Directions: How many lines hold the string "Contest"? Give only the number.

--- start of Records for the task ---

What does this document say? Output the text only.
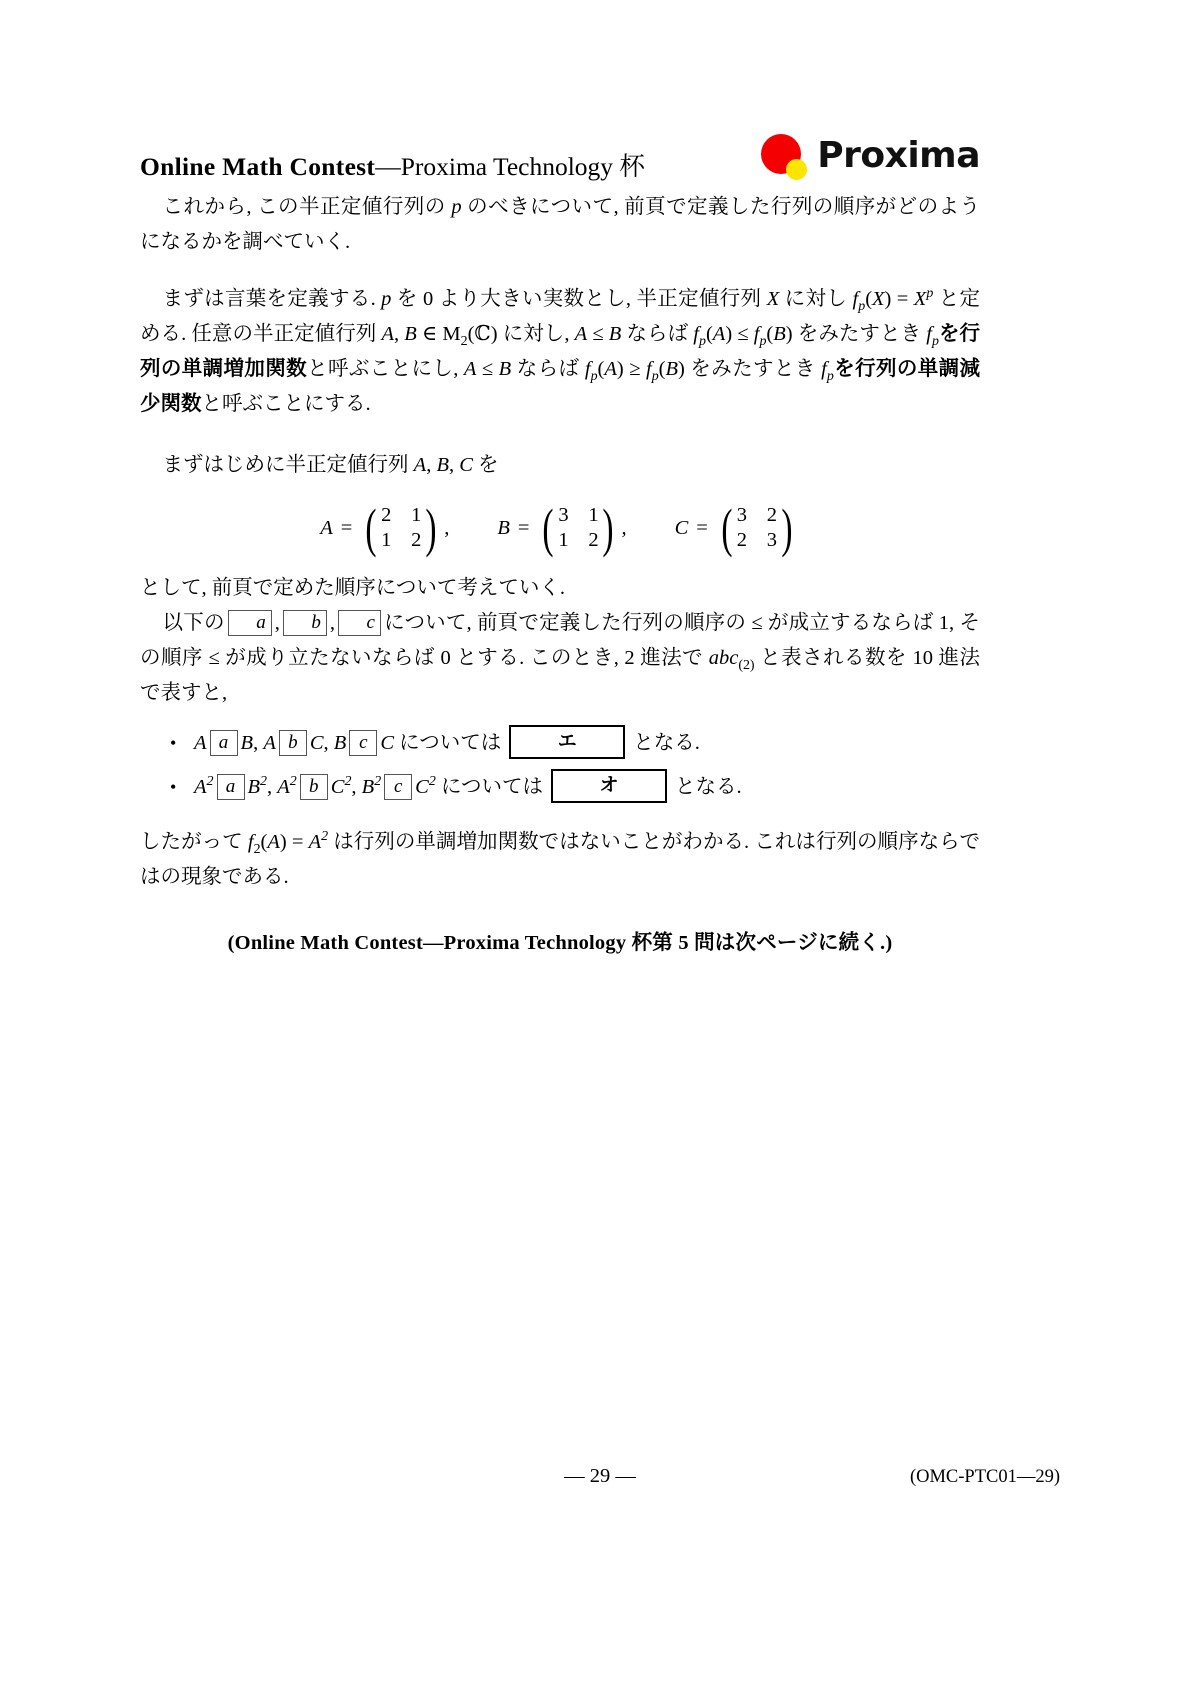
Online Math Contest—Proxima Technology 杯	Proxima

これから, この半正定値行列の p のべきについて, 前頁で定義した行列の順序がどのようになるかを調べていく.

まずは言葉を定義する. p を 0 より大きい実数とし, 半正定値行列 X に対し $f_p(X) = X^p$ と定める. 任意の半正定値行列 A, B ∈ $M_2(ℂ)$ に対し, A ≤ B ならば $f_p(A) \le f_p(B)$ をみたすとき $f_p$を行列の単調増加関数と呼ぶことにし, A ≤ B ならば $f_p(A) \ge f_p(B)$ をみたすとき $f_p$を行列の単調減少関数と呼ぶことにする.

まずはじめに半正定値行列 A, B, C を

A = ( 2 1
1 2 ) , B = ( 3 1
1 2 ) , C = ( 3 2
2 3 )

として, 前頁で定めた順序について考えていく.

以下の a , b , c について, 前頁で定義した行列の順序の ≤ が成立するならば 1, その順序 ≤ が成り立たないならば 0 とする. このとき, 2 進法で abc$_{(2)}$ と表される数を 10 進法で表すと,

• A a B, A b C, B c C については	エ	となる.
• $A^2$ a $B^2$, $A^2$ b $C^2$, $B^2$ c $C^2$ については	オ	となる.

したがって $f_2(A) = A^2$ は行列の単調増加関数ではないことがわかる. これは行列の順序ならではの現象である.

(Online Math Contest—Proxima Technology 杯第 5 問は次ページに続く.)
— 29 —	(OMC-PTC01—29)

--- end of Records for the task ---

Exercise response: 2